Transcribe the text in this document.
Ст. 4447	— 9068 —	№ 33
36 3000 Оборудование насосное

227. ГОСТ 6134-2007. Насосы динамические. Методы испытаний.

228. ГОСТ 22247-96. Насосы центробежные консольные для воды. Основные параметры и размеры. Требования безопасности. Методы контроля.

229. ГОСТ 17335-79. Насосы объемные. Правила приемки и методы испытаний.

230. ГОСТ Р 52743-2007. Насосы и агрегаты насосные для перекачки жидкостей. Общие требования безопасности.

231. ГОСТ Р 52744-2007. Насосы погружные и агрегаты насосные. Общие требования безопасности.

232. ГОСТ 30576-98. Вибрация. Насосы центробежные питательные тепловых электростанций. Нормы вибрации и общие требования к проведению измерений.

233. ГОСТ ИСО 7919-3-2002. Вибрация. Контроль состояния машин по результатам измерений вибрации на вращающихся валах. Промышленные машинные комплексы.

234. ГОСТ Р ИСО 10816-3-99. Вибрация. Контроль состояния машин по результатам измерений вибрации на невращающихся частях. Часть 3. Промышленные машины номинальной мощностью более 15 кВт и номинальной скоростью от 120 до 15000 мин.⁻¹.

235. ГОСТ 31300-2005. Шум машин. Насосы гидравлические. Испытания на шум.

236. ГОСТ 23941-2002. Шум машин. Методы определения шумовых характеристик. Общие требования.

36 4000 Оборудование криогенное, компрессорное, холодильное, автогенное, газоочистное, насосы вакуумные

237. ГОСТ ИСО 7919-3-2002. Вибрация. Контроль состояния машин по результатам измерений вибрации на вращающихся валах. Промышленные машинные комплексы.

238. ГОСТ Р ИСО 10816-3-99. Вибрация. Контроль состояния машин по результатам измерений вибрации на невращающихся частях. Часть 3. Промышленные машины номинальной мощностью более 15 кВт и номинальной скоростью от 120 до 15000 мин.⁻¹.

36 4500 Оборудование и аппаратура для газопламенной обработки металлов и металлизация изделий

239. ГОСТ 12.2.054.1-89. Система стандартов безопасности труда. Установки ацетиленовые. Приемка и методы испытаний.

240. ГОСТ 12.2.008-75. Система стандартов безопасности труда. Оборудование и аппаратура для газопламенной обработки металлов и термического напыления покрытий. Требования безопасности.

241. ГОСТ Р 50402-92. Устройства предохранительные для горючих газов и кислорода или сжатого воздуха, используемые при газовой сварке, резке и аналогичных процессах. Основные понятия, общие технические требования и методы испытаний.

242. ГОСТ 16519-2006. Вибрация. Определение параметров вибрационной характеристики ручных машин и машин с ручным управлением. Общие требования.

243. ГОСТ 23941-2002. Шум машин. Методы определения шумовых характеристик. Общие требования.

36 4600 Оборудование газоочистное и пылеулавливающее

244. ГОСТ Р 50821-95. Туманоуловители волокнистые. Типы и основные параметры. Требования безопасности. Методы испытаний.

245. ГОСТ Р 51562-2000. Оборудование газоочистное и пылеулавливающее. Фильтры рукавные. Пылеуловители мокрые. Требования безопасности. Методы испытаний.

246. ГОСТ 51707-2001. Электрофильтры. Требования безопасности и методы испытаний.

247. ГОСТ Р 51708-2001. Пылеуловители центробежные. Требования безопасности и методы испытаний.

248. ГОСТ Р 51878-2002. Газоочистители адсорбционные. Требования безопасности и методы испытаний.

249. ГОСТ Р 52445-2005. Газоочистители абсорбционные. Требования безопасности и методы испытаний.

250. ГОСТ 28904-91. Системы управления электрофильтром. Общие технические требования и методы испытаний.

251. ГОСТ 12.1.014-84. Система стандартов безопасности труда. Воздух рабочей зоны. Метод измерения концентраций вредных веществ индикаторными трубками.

◆ ◆ ◆ ◆ ◆

In the material above, find the lines that contain "стандартов" and show them.

### RESULT BELOW:
239. ГОСТ 12.2.054.1-89. Система стандартов безопасности труда. Установки ацетиленовые. Приемка и методы испытаний.
240. ГОСТ 12.2.008-75. Система стандартов безопасности труда. Оборудование и аппаратура для газопламенной обработки металлов и термического напыления покрытий. Требования безопасности.
251. ГОСТ 12.1.014-84. Система стандартов безопасности труда. Воздух рабочей зоны. Метод измерения концентраций вредных веществ индикаторными трубками.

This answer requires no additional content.